> _Given task_:
Transcribe all the entries word for word, omitting any pictures they contain.

[Source records]
"""
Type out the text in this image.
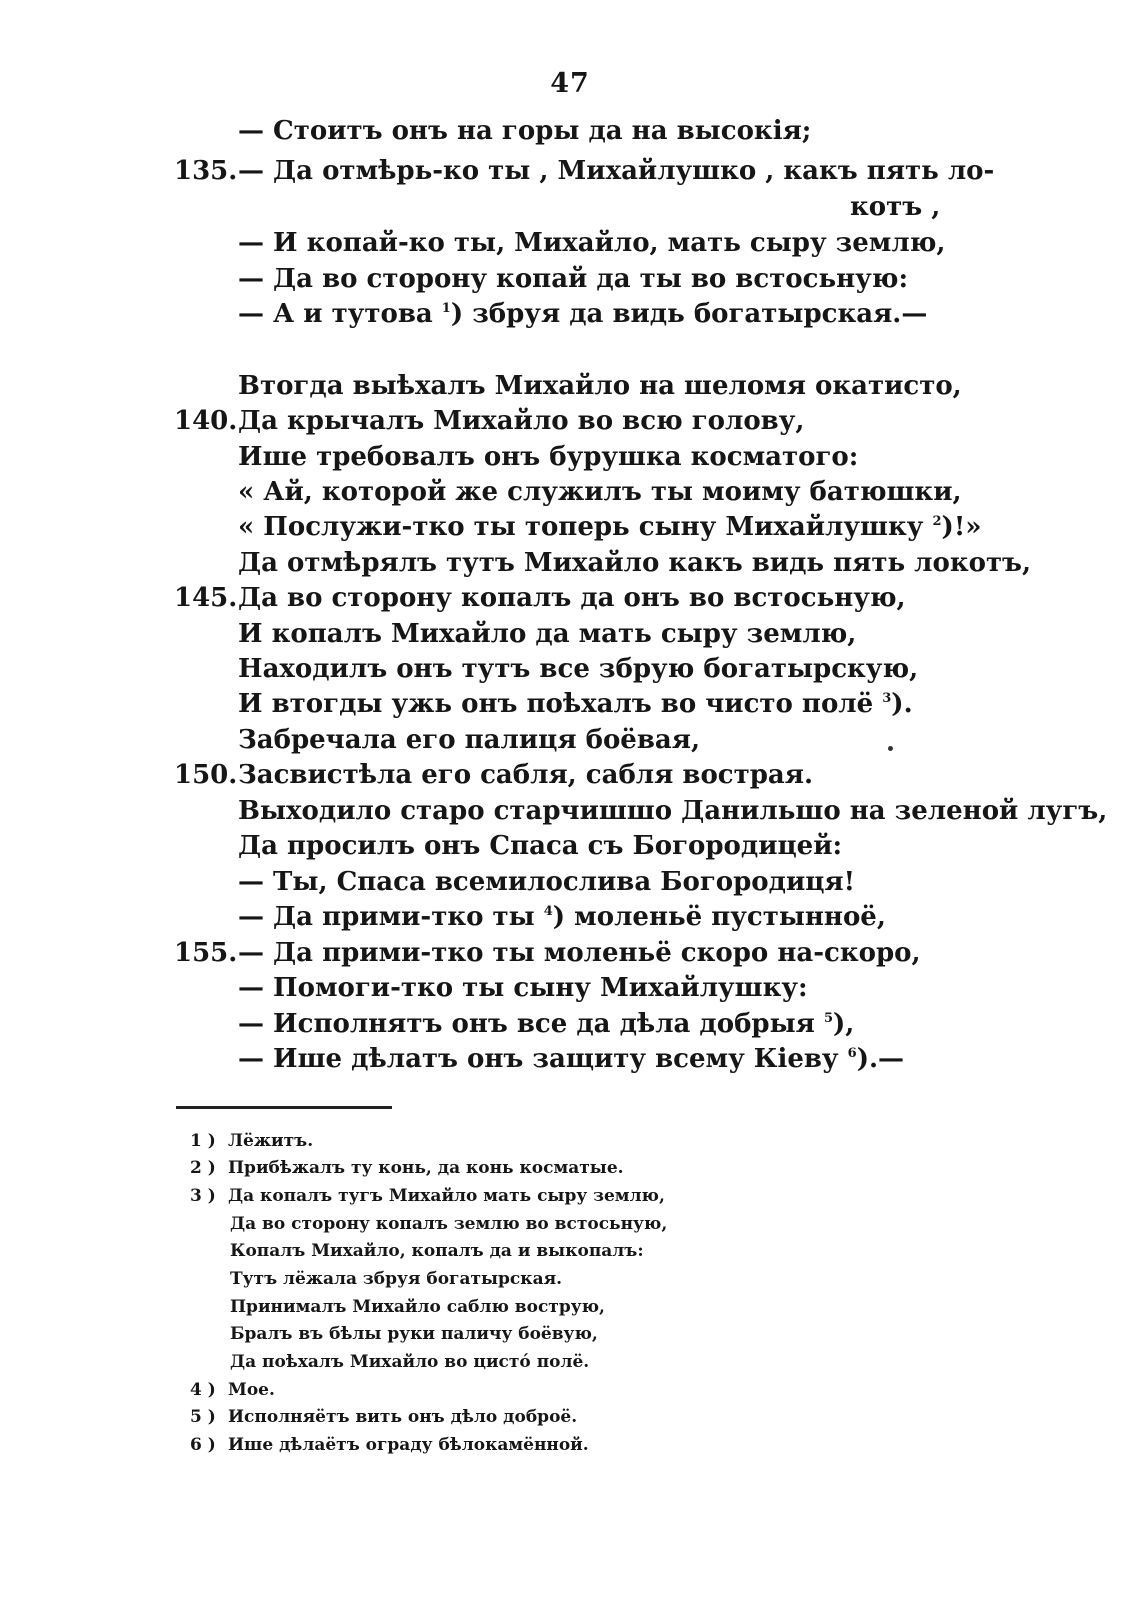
47
— Стоитъ онъ на горы да на высокiя;
135. — Да отмѣрь-ко ты , Михайлушко , какъ пять ло-
— И копай-ко ты, Михайло, мать сыру землю,
— Да во сторону копай да ты во встосьную:
— А и тутова $^1$) збруя да видь богатырская.—
Втогда выѣхалъ Михайло на шеломя окатисто,
140. Да крычалъ Михайло во всю голову,
Ише требовалъ онъ бурушка косматого:
« Ай, которой же служилъ ты моиму батюшки,
« Послужи-тко ты топерь сыну Михайлушку $^2$)!»
Да отмѣрялъ тутъ Михайло какъ видь пять локотъ,
145. Да во сторону копалъ да онъ во встосьную,
И копалъ Михайло да мать сыру землю,
Находилъ онъ тутъ все збрую богатырскую,
И втогды ужь онъ поѣхалъ во чисто полё $^3$).
Забречала его палиця боёвая,
150. Засвистѣла его сабля, сабля вострая.
Выходило старо старчишшо Данильшо на зеленой лугъ,
Да просилъ онъ Спаса съ Богородицей:
— Ты, Спаса всемилослива Богородиця!
— Да прими-тко ты $^4$) моленьё пустынноё,
155. — Да прими-тко ты моленьё скоро на-скоро,
— Помоги-тко ты сыну Михайлушку:
— Исполнятъ онъ все да дѣла добрыя $^5$),
— Ише дѣлатъ онъ защиту всему Кiеву $^6$).—
котъ ,
1 ) Лёжитъ.
2 ) Прибѣжалъ ту конь, да конь косматые.
3 ) Да копалъ тугъ Михайло мать сыру землю,
Да во сторону копалъ землю во встосьную,
Копалъ Михайло, копалъ да и выкопалъ:
Тутъ лёжала збруя богатырская.
Принималъ Михайло саблю вострую,
Бралъ въ бѣлы руки паличу боёвую,
Да поѣхалъ Михайло во цистó полё.
4 ) Мое.
5 ) Исполняётъ вить онъ дѣло доброё.
6 ) Ише дѣлаётъ ограду бѣлокамённой.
"""
> _The answer_:
Type out the text in this image.
47
— Стоитъ онъ на горы да на высокiя;
135. — Да отмѣрь-ко ты , Михайлушко , какъ пять ло-
— И копай-ко ты, Михайло, мать сыру землю,
— Да во сторону копай да ты во встосьную:
— А и тутова $^1$) збруя да видь богатырская.—
Втогда выѣхалъ Михайло на шеломя окатисто,
140. Да крычалъ Михайло во всю голову,
Ише требовалъ онъ бурушка косматого:
« Ай, которой же служилъ ты моиму батюшки,
« Послужи-тко ты топерь сыну Михайлушку $^2$)!»
Да отмѣрялъ тутъ Михайло какъ видь пять локотъ,
145. Да во сторону копалъ да онъ во встосьную,
И копалъ Михайло да мать сыру землю,
Находилъ онъ тутъ все збрую богатырскую,
И втогды ужь онъ поѣхалъ во чисто полё $^3$).
Забречала его палиця боёвая,
150. Засвистѣла его сабля, сабля вострая.
Выходило старо старчишшо Данильшо на зеленой лугъ,
Да просилъ онъ Спаса съ Богородицей:
— Ты, Спаса всемилослива Богородиця!
— Да прими-тко ты $^4$) моленьё пустынноё,
155. — Да прими-тко ты моленьё скоро на-скоро,
— Помоги-тко ты сыну Михайлушку:
— Исполнятъ онъ все да дѣла добрыя $^5$),
— Ише дѣлатъ онъ защиту всему Кiеву $^6$).—
котъ ,
1 ) Лёжитъ.
2 ) Прибѣжалъ ту конь, да конь косматые.
3 ) Да копалъ тугъ Михайло мать сыру землю,
Да во сторону копалъ землю во встосьную,
Копалъ Михайло, копалъ да и выкопалъ:
Тутъ лёжала збруя богатырская.
Принималъ Михайло саблю вострую,
Бралъ въ бѣлы руки паличу боёвую,
Да поѣхалъ Михайло во цистó полё.
4 ) Мое.
5 ) Исполняётъ вить онъ дѣло доброё.
6 ) Ише дѣлаётъ ограду бѣлокамённой.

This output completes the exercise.